(Records that describe figures)
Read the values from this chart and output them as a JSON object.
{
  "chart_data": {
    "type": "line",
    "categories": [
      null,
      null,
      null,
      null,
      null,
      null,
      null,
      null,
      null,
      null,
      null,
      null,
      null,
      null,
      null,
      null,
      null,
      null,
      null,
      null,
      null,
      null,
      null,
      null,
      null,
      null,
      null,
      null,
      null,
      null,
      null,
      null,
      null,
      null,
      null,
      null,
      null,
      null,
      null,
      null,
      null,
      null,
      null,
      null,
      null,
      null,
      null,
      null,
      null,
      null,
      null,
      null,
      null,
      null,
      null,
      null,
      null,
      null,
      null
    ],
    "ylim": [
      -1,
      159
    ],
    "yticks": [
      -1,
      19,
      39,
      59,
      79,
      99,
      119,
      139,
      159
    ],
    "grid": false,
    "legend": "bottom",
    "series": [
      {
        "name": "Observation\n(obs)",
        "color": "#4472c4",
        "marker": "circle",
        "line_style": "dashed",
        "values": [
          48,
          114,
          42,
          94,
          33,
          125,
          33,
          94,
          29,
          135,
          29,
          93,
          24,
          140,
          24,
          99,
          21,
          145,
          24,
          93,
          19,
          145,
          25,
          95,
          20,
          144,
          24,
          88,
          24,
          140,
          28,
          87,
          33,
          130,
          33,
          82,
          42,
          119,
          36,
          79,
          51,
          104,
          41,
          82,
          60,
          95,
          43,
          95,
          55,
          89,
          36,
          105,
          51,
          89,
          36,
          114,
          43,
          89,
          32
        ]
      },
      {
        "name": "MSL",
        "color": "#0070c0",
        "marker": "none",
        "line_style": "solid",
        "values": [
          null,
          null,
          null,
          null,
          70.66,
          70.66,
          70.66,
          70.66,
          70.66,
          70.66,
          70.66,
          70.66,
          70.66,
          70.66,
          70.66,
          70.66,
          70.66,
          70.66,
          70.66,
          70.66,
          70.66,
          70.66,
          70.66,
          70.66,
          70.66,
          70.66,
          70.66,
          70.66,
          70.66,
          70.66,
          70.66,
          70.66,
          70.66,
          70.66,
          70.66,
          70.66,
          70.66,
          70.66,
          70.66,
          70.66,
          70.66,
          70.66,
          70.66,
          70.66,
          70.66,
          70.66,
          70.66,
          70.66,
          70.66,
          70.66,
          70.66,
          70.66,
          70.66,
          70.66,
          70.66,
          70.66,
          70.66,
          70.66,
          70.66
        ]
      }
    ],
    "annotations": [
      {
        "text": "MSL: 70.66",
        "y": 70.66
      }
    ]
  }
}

--

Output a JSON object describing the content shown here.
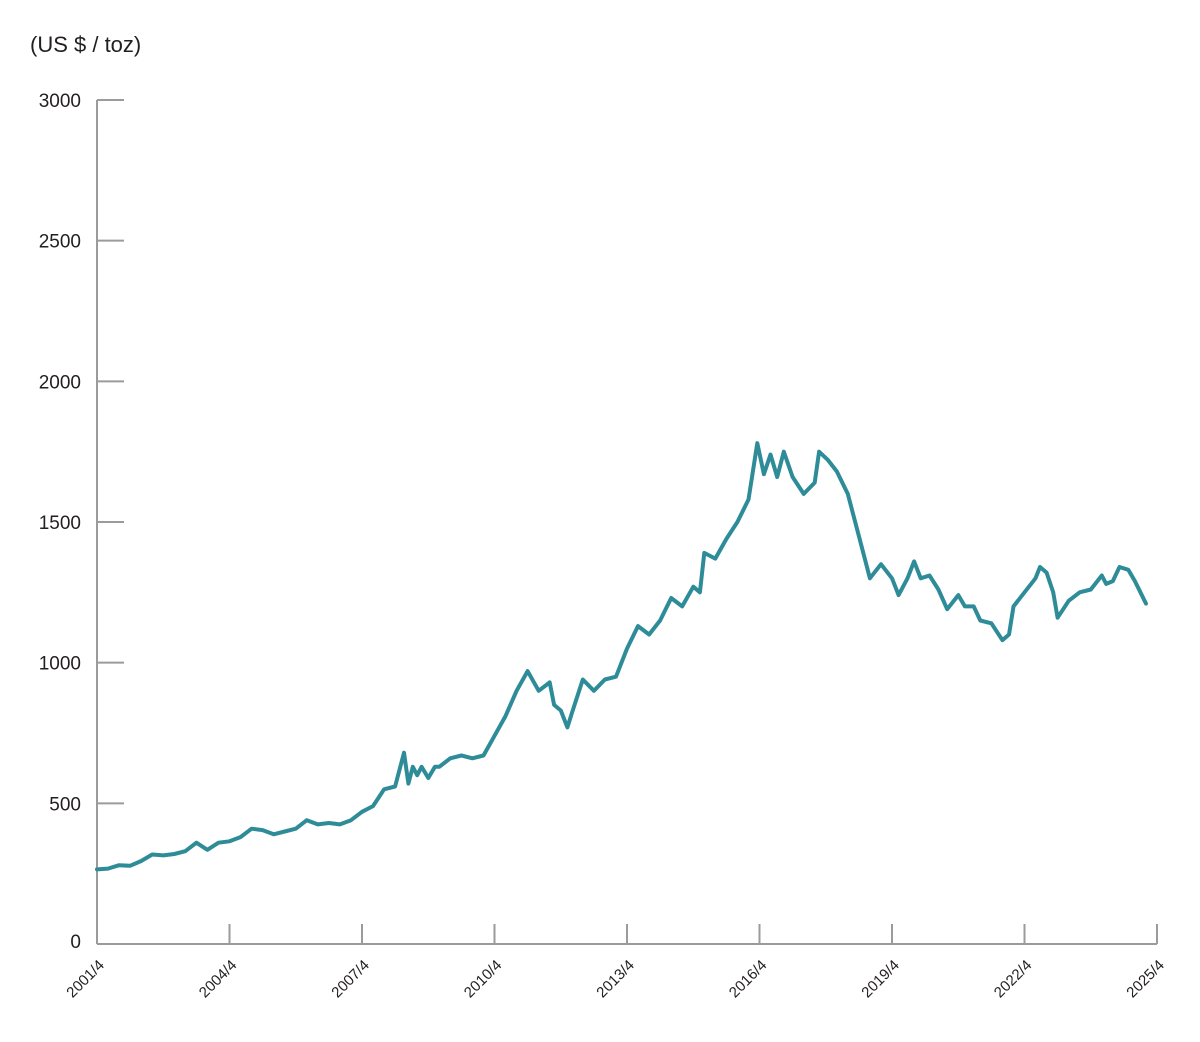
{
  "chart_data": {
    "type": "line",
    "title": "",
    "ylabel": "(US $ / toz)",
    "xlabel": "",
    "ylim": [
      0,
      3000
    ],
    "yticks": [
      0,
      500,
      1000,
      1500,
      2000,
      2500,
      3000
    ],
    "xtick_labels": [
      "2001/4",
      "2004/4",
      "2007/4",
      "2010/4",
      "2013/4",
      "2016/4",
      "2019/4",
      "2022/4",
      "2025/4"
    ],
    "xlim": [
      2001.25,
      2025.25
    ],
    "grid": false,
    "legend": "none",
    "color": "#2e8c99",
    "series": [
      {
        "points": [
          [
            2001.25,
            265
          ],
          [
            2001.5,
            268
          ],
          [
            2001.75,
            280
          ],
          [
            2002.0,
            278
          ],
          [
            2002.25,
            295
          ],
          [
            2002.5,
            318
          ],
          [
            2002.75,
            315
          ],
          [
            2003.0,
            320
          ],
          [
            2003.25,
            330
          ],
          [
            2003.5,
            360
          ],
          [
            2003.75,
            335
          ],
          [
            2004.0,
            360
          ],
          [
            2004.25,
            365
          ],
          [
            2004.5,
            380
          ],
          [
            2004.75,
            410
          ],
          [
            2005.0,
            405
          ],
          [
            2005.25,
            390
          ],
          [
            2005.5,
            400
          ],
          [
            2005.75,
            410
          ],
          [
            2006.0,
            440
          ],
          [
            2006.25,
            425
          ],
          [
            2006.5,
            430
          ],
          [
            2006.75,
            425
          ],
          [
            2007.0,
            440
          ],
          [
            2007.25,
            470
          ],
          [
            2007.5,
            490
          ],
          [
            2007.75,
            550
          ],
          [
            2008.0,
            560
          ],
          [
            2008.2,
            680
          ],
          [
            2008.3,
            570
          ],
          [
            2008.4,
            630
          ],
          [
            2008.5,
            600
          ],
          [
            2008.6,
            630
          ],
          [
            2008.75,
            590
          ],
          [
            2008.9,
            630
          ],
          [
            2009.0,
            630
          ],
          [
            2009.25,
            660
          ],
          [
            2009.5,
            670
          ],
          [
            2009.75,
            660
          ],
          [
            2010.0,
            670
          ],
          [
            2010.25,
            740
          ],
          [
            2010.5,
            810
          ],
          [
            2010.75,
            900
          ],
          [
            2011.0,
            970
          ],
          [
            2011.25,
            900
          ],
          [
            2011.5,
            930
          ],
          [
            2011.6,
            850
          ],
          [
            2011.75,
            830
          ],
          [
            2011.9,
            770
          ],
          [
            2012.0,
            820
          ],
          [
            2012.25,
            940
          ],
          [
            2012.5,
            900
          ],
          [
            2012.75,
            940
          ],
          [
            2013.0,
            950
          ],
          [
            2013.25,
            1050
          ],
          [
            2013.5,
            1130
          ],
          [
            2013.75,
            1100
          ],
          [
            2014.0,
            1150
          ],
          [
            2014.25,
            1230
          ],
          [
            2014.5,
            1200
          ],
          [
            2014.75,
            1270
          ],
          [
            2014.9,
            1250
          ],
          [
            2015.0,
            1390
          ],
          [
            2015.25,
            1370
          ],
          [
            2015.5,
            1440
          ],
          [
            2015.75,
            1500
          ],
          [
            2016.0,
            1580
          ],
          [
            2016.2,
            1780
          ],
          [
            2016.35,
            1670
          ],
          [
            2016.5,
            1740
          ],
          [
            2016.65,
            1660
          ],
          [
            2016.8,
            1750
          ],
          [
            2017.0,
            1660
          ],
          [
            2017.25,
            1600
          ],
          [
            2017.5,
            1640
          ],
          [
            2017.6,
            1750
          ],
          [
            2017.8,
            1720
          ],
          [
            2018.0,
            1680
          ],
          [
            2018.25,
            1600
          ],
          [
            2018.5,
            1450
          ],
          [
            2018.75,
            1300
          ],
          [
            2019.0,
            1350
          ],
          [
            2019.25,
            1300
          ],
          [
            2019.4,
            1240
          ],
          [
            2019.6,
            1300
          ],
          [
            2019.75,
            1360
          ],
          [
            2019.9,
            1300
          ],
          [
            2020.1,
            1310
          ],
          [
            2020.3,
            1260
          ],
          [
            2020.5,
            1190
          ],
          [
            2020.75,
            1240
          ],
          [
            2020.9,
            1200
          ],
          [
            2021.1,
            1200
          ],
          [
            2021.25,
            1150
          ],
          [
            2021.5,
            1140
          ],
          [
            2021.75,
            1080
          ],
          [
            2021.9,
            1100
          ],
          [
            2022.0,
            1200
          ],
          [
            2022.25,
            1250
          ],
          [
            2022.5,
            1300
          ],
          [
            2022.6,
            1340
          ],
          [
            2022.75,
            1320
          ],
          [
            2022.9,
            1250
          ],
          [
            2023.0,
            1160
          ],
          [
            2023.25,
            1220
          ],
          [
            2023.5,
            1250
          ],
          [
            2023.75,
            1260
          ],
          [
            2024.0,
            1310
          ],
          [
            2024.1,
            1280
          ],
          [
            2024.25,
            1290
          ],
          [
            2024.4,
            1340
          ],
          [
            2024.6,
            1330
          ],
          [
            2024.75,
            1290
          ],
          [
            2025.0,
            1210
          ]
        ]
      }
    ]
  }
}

Exercise directions. In the data above, count the lines where the word "object" appears; reply with the number only.

Correct result. 2